BEGIN Excerpt

Single-frequency impedance measurements

The single-frequency impedance measurements with 1465 Hz were carried out for the oxide-covered Ag electrodes at 365 mV. For such high-frequency value, the contribution from the parallel parasitic capacitance described in the “Experimental” section is meaningless, and when the parallel charge transfer resistance is sufficiently high, the condition confirmed by results of EIS spectra analysis shown in Fig. 7 further in the text, the Z−1 can be recalculated into C tot when a series resistance-capacitance (RC) circuit is assumed. The C tot measured at a constant potential value decreases with the increase in q ox (left bottom inset in Fig. 4) in agreement with the relation between and C ox and l ox from Eq. 2 and C tot and C ox from Eq. 1 and in line with data reported in [9]. Quantitative analysis of this relationship, such as determination of C dlox or ε r, is, however, more complicated. Firstly, contribution from Ag dissolution to q ox must be known: although for q ox range presented in Fig. 4, this contribution is expected to be practically meaningless and q ox independent [79], the earlier stages of the oxidation process might be much stronger affected by the dissolution processes. Secondly, the exact value of the crystallographic cell dimensions must be known: it was reported [77] that the electrochemically formed hydrous oxides may possess ca. 2.5 times greater cell parameters as compared to the anhydrous form [77]. Finally, the contribution of other capacitive elements, such as the surface state capacitance discussed in the next chapter, to the imaginary impedance component, must be also considered.

END Excerpt

### Brief
Continue the passage on single-frequency impedance measurements from its final sentence.

BEGIN Data rows

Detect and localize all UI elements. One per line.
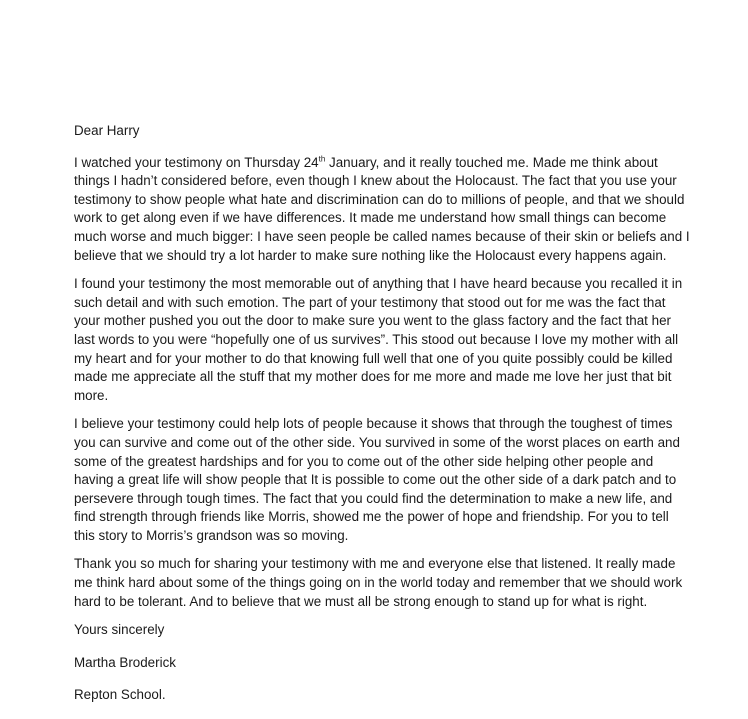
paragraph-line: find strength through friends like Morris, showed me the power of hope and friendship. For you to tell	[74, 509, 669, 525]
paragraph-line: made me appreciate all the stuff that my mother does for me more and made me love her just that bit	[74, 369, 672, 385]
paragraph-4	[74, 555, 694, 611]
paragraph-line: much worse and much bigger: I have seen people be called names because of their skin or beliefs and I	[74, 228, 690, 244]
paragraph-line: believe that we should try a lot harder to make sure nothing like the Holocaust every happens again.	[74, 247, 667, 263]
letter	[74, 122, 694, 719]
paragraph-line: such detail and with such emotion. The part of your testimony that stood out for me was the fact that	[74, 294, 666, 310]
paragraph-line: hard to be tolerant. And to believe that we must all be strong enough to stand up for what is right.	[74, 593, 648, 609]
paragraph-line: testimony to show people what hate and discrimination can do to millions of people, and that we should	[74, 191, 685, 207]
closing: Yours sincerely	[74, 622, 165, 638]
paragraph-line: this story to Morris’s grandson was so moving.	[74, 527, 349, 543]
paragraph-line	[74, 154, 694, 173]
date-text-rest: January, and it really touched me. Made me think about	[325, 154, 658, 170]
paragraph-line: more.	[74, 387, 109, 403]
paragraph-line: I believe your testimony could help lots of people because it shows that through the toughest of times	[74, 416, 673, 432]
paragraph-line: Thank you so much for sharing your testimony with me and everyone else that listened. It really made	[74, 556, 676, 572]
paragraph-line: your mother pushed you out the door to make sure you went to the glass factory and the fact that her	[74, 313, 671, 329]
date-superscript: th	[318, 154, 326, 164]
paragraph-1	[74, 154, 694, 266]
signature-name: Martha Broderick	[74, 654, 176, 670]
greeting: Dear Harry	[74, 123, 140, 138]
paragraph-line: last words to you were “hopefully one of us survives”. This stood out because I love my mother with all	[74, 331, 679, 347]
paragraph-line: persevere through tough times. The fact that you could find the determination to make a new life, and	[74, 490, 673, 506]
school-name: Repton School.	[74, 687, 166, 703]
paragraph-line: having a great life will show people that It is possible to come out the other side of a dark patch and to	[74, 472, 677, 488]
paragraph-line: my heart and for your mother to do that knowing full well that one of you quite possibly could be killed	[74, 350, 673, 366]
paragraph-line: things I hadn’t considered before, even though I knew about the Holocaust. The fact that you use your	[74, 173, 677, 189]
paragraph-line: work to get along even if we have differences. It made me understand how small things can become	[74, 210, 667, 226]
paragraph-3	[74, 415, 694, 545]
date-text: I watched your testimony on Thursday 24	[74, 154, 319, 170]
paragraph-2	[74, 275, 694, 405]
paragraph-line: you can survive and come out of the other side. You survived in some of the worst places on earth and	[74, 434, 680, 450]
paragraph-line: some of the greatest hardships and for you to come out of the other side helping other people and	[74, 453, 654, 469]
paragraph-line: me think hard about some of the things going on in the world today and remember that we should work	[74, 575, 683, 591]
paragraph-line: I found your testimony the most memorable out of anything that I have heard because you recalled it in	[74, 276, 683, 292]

END Data rows
BEGIN Data rows

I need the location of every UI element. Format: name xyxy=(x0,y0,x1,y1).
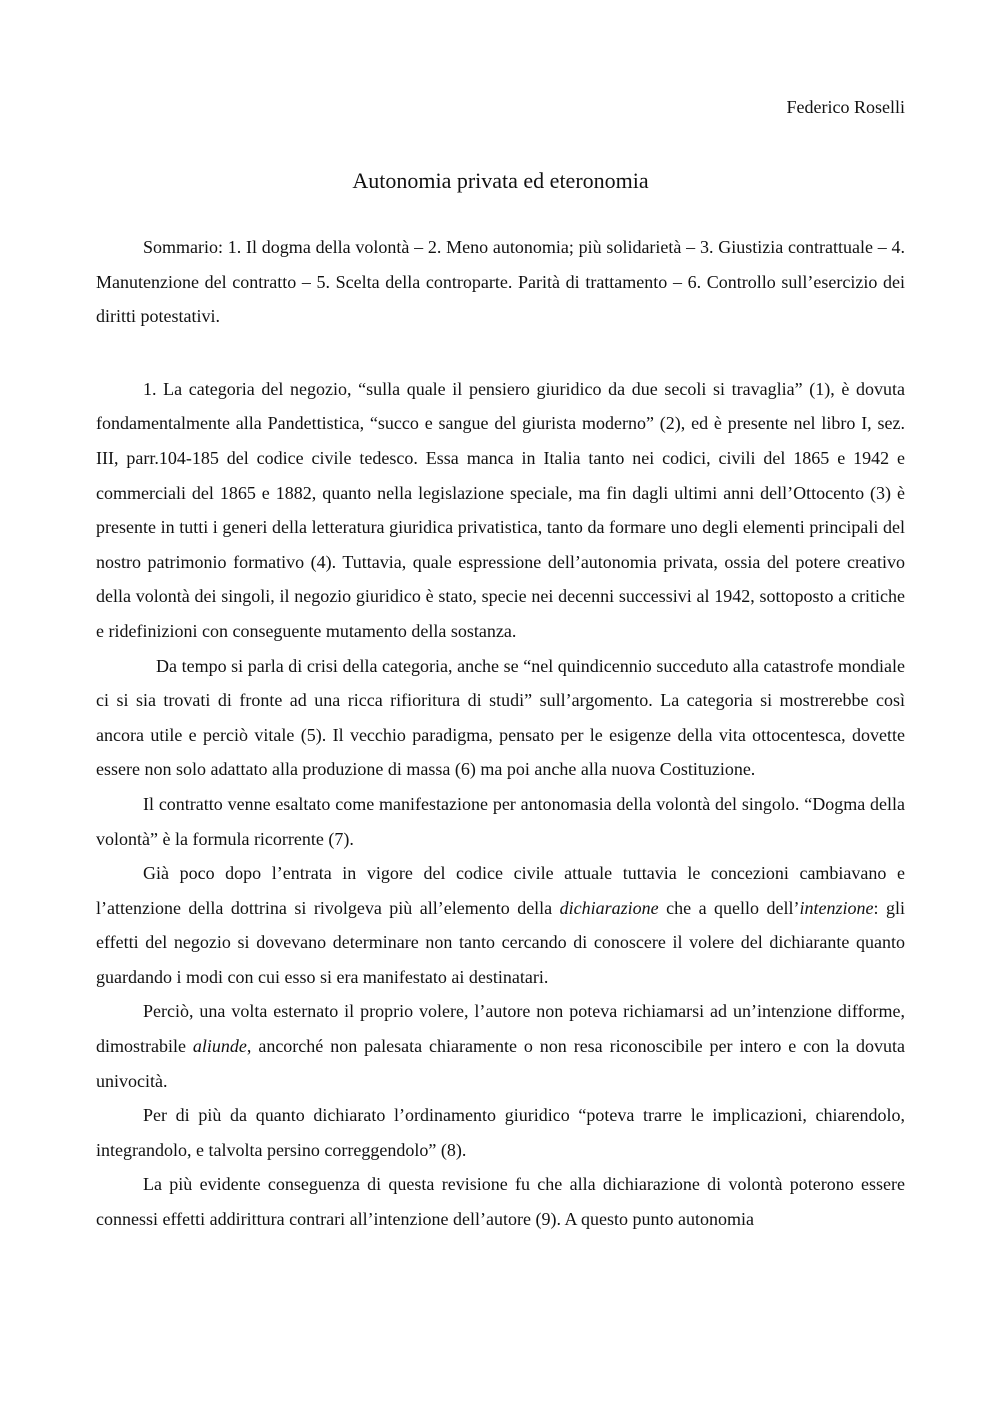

END Data rows

### Response for this exercise
Fig. 4
figure 4

Main panel: reciprocal of |Z″| (left axis) and corresponding series capacitance C tot (right axis) for 1465 Hz as a function of the electrode potential for Ag oxidised in 0.1 M KOH at 420 mV (q ox = 20.3 mC cm−2). Shown are the first negative (backward, open points) and subsequent positive (forward, closed points) potential scans. Potential ranges: circles: 235–385 mV, triangles: 375–315 and 305–365 mV for negative and positive scans, respectively. Left lower inset: C tot −1 measured with 1465 Hz at 365 mV as a function of q ox. Right upper inset: photocurrents recorded at 420 mV for the oxide-covered Ag (q ox = 21.5 mC cm−2)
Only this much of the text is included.